A block of data
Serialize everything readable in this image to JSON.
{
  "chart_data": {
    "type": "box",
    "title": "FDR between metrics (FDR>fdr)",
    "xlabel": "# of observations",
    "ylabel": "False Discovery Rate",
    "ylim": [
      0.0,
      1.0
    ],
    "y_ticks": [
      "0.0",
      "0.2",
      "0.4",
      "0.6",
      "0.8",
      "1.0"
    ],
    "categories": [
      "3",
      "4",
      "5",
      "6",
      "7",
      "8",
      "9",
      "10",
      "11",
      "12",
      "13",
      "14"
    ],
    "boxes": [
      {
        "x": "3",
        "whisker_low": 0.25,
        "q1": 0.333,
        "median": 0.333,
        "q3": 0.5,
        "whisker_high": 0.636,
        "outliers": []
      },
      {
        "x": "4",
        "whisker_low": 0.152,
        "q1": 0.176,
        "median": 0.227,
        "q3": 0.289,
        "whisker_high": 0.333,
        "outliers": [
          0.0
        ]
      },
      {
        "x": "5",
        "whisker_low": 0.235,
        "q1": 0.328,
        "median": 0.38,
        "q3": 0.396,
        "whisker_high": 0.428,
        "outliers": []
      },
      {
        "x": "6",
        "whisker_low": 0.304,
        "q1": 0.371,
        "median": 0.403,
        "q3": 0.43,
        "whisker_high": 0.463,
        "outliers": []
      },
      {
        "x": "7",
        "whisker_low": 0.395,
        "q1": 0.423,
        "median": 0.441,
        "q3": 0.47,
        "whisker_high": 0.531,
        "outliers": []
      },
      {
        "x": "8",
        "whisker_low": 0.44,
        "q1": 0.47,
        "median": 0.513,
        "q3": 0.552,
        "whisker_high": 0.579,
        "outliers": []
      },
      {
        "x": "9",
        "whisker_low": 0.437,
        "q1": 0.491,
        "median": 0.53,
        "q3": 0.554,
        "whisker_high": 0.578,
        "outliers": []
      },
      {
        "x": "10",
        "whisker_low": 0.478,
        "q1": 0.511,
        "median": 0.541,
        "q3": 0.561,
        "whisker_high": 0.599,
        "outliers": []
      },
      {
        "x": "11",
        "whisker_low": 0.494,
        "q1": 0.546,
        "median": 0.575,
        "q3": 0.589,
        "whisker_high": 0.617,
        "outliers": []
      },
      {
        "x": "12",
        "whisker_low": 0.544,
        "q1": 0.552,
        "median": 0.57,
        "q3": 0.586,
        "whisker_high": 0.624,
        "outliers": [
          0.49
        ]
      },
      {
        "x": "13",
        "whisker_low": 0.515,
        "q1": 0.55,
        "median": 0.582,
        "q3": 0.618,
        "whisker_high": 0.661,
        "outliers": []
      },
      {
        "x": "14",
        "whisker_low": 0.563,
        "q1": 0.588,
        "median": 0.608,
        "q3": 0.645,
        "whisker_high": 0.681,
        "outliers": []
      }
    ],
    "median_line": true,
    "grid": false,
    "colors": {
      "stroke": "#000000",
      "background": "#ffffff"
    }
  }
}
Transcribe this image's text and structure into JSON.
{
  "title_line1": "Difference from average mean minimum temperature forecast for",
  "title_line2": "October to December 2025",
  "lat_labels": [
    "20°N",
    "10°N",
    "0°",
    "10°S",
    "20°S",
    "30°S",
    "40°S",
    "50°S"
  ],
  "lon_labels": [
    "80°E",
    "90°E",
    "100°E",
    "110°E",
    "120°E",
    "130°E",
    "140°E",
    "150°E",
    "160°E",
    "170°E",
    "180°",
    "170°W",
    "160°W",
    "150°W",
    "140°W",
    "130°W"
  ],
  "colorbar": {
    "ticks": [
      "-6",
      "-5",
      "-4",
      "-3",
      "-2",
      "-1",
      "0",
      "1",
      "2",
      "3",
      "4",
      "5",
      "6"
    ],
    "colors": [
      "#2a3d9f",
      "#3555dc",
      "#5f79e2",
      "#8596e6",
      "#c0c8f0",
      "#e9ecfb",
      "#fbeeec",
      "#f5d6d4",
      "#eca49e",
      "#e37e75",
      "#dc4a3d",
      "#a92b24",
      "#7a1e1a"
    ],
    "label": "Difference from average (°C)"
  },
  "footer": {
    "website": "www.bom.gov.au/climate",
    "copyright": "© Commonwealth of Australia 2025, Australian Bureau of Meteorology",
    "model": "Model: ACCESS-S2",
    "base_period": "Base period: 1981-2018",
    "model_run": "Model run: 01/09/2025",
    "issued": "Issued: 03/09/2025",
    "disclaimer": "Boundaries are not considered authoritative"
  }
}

WRITTEN REQUEST:
Each record must be returned exactly as it is written.

TASK RESULT:
Serialize everything readable in this image to JSON.
{
  "chart_data": {
    "type": "box",
    "title": "FDR between metrics (FDR>fdr)",
    "xlabel": "# of observations",
    "ylabel": "False Discovery Rate",
    "ylim": [
      0.0,
      1.0
    ],
    "y_ticks": [
      "0.0",
      "0.2",
      "0.4",
      "0.6",
      "0.8",
      "1.0"
    ],
    "categories": [
      "3",
      "4",
      "5",
      "6",
      "7",
      "8",
      "9",
      "10",
      "11",
      "12",
      "13",
      "14"
    ],
    "boxes": [
      {
        "x": "3",
        "whisker_low": 0.25,
        "q1": 0.333,
        "median": 0.333,
        "q3": 0.5,
        "whisker_high": 0.636,
        "outliers": []
      },
      {
        "x": "4",
        "whisker_low": 0.152,
        "q1": 0.176,
        "median": 0.227,
        "q3": 0.289,
        "whisker_high": 0.333,
        "outliers": [
          0.0
        ]
      },
      {
        "x": "5",
        "whisker_low": 0.235,
        "q1": 0.328,
        "median": 0.38,
        "q3": 0.396,
        "whisker_high": 0.428,
        "outliers": []
      },
      {
        "x": "6",
        "whisker_low": 0.304,
        "q1": 0.371,
        "median": 0.403,
        "q3": 0.43,
        "whisker_high": 0.463,
        "outliers": []
      },
      {
        "x": "7",
        "whisker_low": 0.395,
        "q1": 0.423,
        "median": 0.441,
        "q3": 0.47,
        "whisker_high": 0.531,
        "outliers": []
      },
      {
        "x": "8",
        "whisker_low": 0.44,
        "q1": 0.47,
        "median": 0.513,
        "q3": 0.552,
        "whisker_high": 0.579,
        "outliers": []
      },
      {
        "x": "9",
        "whisker_low": 0.437,
        "q1": 0.491,
        "median": 0.53,
        "q3": 0.554,
        "whisker_high": 0.578,
        "outliers": []
      },
      {
        "x": "10",
        "whisker_low": 0.478,
        "q1": 0.511,
        "median": 0.541,
        "q3": 0.561,
        "whisker_high": 0.599,
        "outliers": []
      },
      {
        "x": "11",
        "whisker_low": 0.494,
        "q1": 0.546,
        "median": 0.575,
        "q3": 0.589,
        "whisker_high": 0.617,
        "outliers": []
      },
      {
        "x": "12",
        "whisker_low": 0.544,
        "q1": 0.552,
        "median": 0.57,
        "q3": 0.586,
        "whisker_high": 0.624,
        "outliers": [
          0.49
        ]
      },
      {
        "x": "13",
        "whisker_low": 0.515,
        "q1": 0.55,
        "median": 0.582,
        "q3": 0.618,
        "whisker_high": 0.661,
        "outliers": []
      },
      {
        "x": "14",
        "whisker_low": 0.563,
        "q1": 0.588,
        "median": 0.608,
        "q3": 0.645,
        "whisker_high": 0.681,
        "outliers": []
      }
    ],
    "median_line": true,
    "grid": false,
    "colors": {
      "stroke": "#000000",
      "background": "#ffffff"
    }
  }
}
Transcribe this image's text and structure into JSON.
{
  "title_line1": "Difference from average mean minimum temperature forecast for",
  "title_line2": "October to December 2025",
  "lat_labels": [
    "20°N",
    "10°N",
    "0°",
    "10°S",
    "20°S",
    "30°S",
    "40°S",
    "50°S"
  ],
  "lon_labels": [
    "80°E",
    "90°E",
    "100°E",
    "110°E",
    "120°E",
    "130°E",
    "140°E",
    "150°E",
    "160°E",
    "170°E",
    "180°",
    "170°W",
    "160°W",
    "150°W",
    "140°W",
    "130°W"
  ],
  "colorbar": {
    "ticks": [
      "-6",
      "-5",
      "-4",
      "-3",
      "-2",
      "-1",
      "0",
      "1",
      "2",
      "3",
      "4",
      "5",
      "6"
    ],
    "colors": [
      "#2a3d9f",
      "#3555dc",
      "#5f79e2",
      "#8596e6",
      "#c0c8f0",
      "#e9ecfb",
      "#fbeeec",
      "#f5d6d4",
      "#eca49e",
      "#e37e75",
      "#dc4a3d",
      "#a92b24",
      "#7a1e1a"
    ],
    "label": "Difference from average (°C)"
  },
  "footer": {
    "website": "www.bom.gov.au/climate",
    "copyright": "© Commonwealth of Australia 2025, Australian Bureau of Meteorology",
    "model": "Model: ACCESS-S2",
    "base_period": "Base period: 1981-2018",
    "model_run": "Model run: 01/09/2025",
    "issued": "Issued: 03/09/2025",
    "disclaimer": "Boundaries are not considered authoritative"
  }
}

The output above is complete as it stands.